▸ Objective: Reproduce the listing below in its entirety. Change nothing.

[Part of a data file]

####

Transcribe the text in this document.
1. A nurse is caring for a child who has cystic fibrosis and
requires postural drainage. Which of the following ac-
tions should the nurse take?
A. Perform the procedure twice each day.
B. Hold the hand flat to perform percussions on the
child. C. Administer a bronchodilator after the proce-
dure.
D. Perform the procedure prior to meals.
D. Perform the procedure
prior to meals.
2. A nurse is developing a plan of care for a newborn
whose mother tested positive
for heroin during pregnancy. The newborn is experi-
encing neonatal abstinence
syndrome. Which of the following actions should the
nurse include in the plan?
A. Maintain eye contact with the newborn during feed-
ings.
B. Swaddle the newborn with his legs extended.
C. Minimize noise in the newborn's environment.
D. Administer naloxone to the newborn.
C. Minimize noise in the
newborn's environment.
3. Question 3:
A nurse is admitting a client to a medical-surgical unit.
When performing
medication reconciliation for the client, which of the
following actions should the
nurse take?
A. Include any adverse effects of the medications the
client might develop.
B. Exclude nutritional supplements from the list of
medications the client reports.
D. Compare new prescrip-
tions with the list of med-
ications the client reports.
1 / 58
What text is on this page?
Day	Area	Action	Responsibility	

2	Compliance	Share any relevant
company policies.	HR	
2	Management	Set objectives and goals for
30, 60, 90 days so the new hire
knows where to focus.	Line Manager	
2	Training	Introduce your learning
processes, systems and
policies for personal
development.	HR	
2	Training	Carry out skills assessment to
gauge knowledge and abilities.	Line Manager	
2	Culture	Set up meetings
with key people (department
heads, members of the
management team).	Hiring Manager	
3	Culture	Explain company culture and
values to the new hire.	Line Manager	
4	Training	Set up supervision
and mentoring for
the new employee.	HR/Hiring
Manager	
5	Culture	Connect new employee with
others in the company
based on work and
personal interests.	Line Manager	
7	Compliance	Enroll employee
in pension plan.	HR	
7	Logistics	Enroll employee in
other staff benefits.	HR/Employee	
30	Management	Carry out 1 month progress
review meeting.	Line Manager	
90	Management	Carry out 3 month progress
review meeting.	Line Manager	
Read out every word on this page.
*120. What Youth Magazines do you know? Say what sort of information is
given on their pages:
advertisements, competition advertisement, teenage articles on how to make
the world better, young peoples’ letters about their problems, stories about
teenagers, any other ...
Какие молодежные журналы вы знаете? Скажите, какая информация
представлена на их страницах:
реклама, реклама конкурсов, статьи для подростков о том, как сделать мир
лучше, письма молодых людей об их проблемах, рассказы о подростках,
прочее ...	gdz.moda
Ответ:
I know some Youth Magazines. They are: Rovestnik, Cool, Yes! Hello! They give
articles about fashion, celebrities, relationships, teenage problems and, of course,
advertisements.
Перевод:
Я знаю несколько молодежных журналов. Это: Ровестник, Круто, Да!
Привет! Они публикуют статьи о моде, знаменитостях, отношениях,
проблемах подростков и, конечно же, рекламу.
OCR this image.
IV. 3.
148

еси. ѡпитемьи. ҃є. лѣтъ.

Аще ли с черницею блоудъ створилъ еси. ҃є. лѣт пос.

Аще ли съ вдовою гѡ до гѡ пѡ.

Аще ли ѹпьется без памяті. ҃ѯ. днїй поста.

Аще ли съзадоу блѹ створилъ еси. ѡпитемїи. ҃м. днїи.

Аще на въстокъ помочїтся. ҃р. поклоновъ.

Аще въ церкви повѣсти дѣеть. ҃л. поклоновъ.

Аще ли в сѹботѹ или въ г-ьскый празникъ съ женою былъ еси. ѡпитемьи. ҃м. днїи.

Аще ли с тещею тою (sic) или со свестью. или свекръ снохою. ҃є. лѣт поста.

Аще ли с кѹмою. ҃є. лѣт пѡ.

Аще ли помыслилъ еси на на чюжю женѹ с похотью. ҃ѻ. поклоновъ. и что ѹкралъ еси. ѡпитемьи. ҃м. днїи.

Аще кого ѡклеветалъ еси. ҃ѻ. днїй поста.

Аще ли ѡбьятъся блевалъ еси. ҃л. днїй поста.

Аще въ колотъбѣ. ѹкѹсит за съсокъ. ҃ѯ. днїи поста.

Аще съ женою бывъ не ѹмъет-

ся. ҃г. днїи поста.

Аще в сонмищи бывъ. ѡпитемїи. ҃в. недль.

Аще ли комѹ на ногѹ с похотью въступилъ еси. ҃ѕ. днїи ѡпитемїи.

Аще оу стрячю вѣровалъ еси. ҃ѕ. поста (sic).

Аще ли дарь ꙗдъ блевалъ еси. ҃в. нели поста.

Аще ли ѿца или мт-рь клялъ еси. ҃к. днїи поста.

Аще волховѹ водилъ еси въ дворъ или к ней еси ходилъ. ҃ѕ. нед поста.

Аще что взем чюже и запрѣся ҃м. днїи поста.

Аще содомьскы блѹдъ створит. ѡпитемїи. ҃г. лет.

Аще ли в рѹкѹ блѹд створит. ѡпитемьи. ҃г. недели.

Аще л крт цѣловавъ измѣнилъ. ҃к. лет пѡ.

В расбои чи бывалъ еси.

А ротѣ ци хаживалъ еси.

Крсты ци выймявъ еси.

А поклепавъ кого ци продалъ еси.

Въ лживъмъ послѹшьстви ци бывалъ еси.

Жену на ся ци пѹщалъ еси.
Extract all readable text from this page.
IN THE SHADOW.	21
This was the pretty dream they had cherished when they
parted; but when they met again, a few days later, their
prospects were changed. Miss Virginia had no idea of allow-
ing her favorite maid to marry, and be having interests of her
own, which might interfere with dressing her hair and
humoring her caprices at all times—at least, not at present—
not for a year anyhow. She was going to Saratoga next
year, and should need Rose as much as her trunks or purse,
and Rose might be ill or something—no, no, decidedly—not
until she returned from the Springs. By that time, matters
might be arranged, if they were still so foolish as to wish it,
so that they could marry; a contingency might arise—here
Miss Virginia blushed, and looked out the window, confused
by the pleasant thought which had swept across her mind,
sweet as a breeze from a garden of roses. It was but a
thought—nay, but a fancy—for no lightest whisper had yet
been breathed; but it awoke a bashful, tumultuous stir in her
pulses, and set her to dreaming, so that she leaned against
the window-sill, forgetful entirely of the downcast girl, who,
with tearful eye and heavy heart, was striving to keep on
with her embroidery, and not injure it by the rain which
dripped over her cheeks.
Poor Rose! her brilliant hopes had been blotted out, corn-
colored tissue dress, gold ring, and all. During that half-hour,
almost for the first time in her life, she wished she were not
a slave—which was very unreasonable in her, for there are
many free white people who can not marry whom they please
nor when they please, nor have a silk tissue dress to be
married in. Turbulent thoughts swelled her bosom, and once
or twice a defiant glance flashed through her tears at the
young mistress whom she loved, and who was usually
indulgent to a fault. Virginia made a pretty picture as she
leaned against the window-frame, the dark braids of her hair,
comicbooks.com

####

▸ Answer to the exercise:
Transcribe the text in this document.
1. A nurse is caring for a child who has cystic fibrosis and
requires postural drainage. Which of the following ac-
tions should the nurse take?
A. Perform the procedure twice each day.
B. Hold the hand flat to perform percussions on the
child. C. Administer a bronchodilator after the proce-
dure.
D. Perform the procedure prior to meals.
D. Perform the procedure
prior to meals.
2. A nurse is developing a plan of care for a newborn
whose mother tested positive
for heroin during pregnancy. The newborn is experi-
encing neonatal abstinence
syndrome. Which of the following actions should the
nurse include in the plan?
A. Maintain eye contact with the newborn during feed-
ings.
B. Swaddle the newborn with his legs extended.
C. Minimize noise in the newborn's environment.
D. Administer naloxone to the newborn.
C. Minimize noise in the
newborn's environment.
3. Question 3:
A nurse is admitting a client to a medical-surgical unit.
When performing
medication reconciliation for the client, which of the
following actions should the
nurse take?
A. Include any adverse effects of the medications the
client might develop.
B. Exclude nutritional supplements from the list of
medications the client reports.
D. Compare new prescrip-
tions with the list of med-
ications the client reports.
1 / 58
What text is on this page?
Day	Area	Action	Responsibility	

2	Compliance	Share any relevant
company policies.	HR	
2	Management	Set objectives and goals for
30, 60, 90 days so the new hire
knows where to focus.	Line Manager	
2	Training	Introduce your learning
processes, systems and
policies for personal
development.	HR	
2	Training	Carry out skills assessment to
gauge knowledge and abilities.	Line Manager	
2	Culture	Set up meetings
with key people (department
heads, members of the
management team).	Hiring Manager	
3	Culture	Explain company culture and
values to the new hire.	Line Manager	
4	Training	Set up supervision
and mentoring for
the new employee.	HR/Hiring
Manager	
5	Culture	Connect new employee with
others in the company
based on work and
personal interests.	Line Manager	
7	Compliance	Enroll employee
in pension plan.	HR	
7	Logistics	Enroll employee in
other staff benefits.	HR/Employee	
30	Management	Carry out 1 month progress
review meeting.	Line Manager	
90	Management	Carry out 3 month progress
review meeting.	Line Manager	
Read out every word on this page.
*120. What Youth Magazines do you know? Say what sort of information is
given on their pages:
advertisements, competition advertisement, teenage articles on how to make
the world better, young peoples’ letters about their problems, stories about
teenagers, any other ...
Какие молодежные журналы вы знаете? Скажите, какая информация
представлена на их страницах:
реклама, реклама конкурсов, статьи для подростков о том, как сделать мир
лучше, письма молодых людей об их проблемах, рассказы о подростках,
прочее ...	gdz.moda
Ответ:
I know some Youth Magazines. They are: Rovestnik, Cool, Yes! Hello! They give
articles about fashion, celebrities, relationships, teenage problems and, of course,
advertisements.
Перевод:
Я знаю несколько молодежных журналов. Это: Ровестник, Круто, Да!
Привет! Они публикуют статьи о моде, знаменитостях, отношениях,
проблемах подростков и, конечно же, рекламу.
OCR this image.
IV. 3.
148

еси. ѡпитемьи. ҃є. лѣтъ.

Аще ли с черницею блоудъ створилъ еси. ҃є. лѣт пос.

Аще ли съ вдовою гѡ до гѡ пѡ.

Аще ли ѹпьется без памяті. ҃ѯ. днїй поста.

Аще ли съзадоу блѹ створилъ еси. ѡпитемїи. ҃м. днїи.

Аще на въстокъ помочїтся. ҃р. поклоновъ.

Аще въ церкви повѣсти дѣеть. ҃л. поклоновъ.

Аще ли в сѹботѹ или въ г-ьскый празникъ съ женою былъ еси. ѡпитемьи. ҃м. днїи.

Аще ли с тещею тою (sic) или со свестью. или свекръ снохою. ҃є. лѣт поста.

Аще ли с кѹмою. ҃є. лѣт пѡ.

Аще ли помыслилъ еси на на чюжю женѹ с похотью. ҃ѻ. поклоновъ. и что ѹкралъ еси. ѡпитемьи. ҃м. днїи.

Аще кого ѡклеветалъ еси. ҃ѻ. днїй поста.

Аще ли ѡбьятъся блевалъ еси. ҃л. днїй поста.

Аще въ колотъбѣ. ѹкѹсит за съсокъ. ҃ѯ. днїи поста.

Аще съ женою бывъ не ѹмъет-

ся. ҃г. днїи поста.

Аще в сонмищи бывъ. ѡпитемїи. ҃в. недль.

Аще ли комѹ на ногѹ с похотью въступилъ еси. ҃ѕ. днїи ѡпитемїи.

Аще оу стрячю вѣровалъ еси. ҃ѕ. поста (sic).

Аще ли дарь ꙗдъ блевалъ еси. ҃в. нели поста.

Аще ли ѿца или мт-рь клялъ еси. ҃к. днїи поста.

Аще волховѹ водилъ еси въ дворъ или к ней еси ходилъ. ҃ѕ. нед поста.

Аще что взем чюже и запрѣся ҃м. днїи поста.

Аще содомьскы блѹдъ створит. ѡпитемїи. ҃г. лет.

Аще ли в рѹкѹ блѹд створит. ѡпитемьи. ҃г. недели.

Аще л крт цѣловавъ измѣнилъ. ҃к. лет пѡ.

В расбои чи бывалъ еси.

А ротѣ ци хаживалъ еси.

Крсты ци выймявъ еси.

А поклепавъ кого ци продалъ еси.

Въ лживъмъ послѹшьстви ци бывалъ еси.

Жену на ся ци пѹщалъ еси.
Extract all readable text from this page.
IN THE SHADOW.	21
This was the pretty dream they had cherished when they
parted; but when they met again, a few days later, their
prospects were changed. Miss Virginia had no idea of allow-
ing her favorite maid to marry, and be having interests of her
own, which might interfere with dressing her hair and
humoring her caprices at all times—at least, not at present—
not for a year anyhow. She was going to Saratoga next
year, and should need Rose as much as her trunks or purse,
and Rose might be ill or something—no, no, decidedly—not
until she returned from the Springs. By that time, matters
might be arranged, if they were still so foolish as to wish it,
so that they could marry; a contingency might arise—here
Miss Virginia blushed, and looked out the window, confused
by the pleasant thought which had swept across her mind,
sweet as a breeze from a garden of roses. It was but a
thought—nay, but a fancy—for no lightest whisper had yet
been breathed; but it awoke a bashful, tumultuous stir in her
pulses, and set her to dreaming, so that she leaned against
the window-sill, forgetful entirely of the downcast girl, who,
with tearful eye and heavy heart, was striving to keep on
with her embroidery, and not injure it by the rain which
dripped over her cheeks.
Poor Rose! her brilliant hopes had been blotted out, corn-
colored tissue dress, gold ring, and all. During that half-hour,
almost for the first time in her life, she wished she were not
a slave—which was very unreasonable in her, for there are
many free white people who can not marry whom they please
nor when they please, nor have a silk tissue dress to be
married in. Turbulent thoughts swelled her bosom, and once
or twice a defiant glance flashed through her tears at the
young mistress whom she loved, and who was usually
indulgent to a fault. Virginia made a pretty picture as she
leaned against the window-frame, the dark braids of her hair,
comicbooks.com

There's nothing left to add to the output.